TASK DATA |
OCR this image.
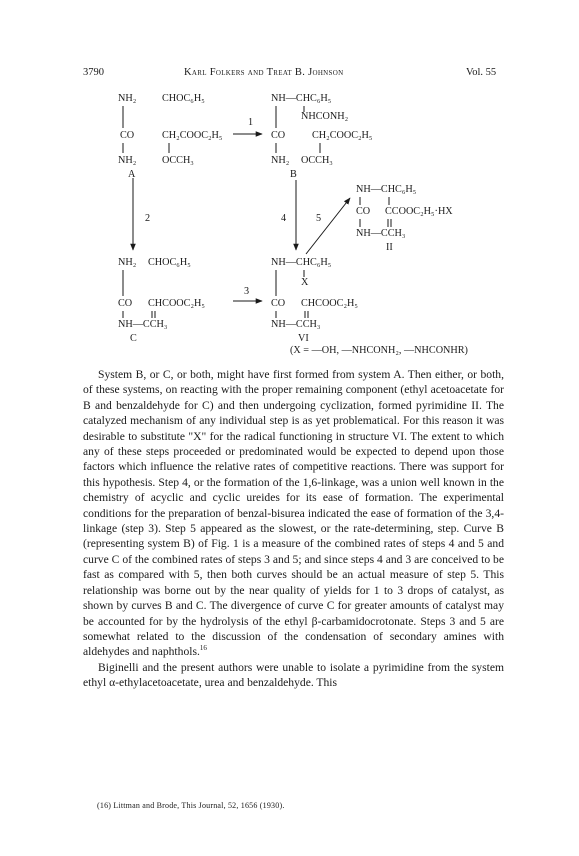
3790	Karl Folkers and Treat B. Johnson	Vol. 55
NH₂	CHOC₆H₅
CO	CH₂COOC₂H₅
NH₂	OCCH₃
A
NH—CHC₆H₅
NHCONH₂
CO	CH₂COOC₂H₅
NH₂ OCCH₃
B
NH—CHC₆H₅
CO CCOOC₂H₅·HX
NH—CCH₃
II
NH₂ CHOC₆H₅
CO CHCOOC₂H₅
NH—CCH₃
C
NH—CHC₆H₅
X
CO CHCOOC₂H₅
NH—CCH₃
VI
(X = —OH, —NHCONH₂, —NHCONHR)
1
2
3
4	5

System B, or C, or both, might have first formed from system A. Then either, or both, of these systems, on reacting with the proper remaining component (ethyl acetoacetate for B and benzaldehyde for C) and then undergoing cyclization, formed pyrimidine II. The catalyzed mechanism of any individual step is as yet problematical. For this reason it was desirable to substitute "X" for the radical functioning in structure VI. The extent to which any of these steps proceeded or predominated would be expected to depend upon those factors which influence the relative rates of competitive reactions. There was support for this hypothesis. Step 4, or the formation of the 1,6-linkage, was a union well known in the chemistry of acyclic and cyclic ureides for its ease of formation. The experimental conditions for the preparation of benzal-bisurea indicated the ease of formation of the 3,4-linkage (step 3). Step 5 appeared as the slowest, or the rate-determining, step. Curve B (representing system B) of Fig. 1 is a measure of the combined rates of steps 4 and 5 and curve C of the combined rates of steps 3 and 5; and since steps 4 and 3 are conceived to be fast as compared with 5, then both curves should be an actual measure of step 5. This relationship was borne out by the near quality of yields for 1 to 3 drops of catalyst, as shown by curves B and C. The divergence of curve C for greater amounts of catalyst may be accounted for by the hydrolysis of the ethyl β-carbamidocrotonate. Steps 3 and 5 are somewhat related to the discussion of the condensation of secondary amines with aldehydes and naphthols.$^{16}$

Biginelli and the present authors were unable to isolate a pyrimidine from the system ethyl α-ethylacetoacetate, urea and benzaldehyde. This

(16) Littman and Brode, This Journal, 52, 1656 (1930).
* * *
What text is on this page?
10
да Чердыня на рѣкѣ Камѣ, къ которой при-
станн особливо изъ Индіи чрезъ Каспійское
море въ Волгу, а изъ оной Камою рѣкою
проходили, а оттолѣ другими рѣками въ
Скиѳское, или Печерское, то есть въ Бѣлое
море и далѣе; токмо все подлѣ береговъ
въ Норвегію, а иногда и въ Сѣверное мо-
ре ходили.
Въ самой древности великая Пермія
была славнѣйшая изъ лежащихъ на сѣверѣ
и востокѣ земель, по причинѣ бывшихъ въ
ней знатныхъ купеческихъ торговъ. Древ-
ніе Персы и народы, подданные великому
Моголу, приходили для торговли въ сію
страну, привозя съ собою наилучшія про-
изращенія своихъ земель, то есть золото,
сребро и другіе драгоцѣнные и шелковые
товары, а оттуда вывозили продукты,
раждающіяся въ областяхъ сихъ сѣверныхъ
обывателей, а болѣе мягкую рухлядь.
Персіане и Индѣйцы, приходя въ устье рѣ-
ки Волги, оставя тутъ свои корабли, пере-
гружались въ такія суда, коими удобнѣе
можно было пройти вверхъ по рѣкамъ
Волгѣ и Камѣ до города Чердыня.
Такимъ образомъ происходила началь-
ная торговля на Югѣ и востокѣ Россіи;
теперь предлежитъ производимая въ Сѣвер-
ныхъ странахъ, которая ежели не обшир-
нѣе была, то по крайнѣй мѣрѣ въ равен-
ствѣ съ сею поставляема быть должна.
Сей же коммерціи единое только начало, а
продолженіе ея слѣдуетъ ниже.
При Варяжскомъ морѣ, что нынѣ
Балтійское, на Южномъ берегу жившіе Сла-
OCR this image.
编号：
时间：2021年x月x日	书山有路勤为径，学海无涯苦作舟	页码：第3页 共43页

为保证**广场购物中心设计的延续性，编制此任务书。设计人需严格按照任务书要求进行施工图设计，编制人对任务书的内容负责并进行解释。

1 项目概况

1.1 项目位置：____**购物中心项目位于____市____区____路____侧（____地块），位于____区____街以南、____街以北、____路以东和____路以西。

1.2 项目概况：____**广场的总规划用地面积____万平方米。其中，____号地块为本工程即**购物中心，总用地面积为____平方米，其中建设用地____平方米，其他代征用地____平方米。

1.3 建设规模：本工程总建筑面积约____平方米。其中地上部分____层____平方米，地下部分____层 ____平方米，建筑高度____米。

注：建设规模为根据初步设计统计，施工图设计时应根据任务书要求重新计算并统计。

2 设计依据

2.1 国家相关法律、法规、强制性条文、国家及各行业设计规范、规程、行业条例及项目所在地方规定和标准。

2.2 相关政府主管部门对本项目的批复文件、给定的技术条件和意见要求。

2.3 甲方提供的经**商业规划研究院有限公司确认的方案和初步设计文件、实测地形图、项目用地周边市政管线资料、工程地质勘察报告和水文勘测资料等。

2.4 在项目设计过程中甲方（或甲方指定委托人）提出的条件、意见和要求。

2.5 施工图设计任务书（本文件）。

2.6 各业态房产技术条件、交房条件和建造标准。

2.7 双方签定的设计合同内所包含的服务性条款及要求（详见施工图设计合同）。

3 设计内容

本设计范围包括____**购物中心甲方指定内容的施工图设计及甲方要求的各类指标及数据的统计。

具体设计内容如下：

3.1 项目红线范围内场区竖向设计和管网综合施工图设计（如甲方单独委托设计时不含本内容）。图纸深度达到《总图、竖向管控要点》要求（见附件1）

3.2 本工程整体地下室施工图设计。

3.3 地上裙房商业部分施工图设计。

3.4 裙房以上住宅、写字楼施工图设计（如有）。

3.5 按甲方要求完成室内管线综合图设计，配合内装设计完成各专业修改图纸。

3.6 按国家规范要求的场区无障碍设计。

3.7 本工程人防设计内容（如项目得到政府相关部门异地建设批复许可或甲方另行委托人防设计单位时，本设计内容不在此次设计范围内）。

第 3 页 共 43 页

WRITTEN PROBLEM |
Extract every line containing the string "земель" from the material.

OUTPUT OF THE TASK |
и востокѣ земель, по причинѣ бывшихъ въ
изращенія своихъ земель, то есть золото,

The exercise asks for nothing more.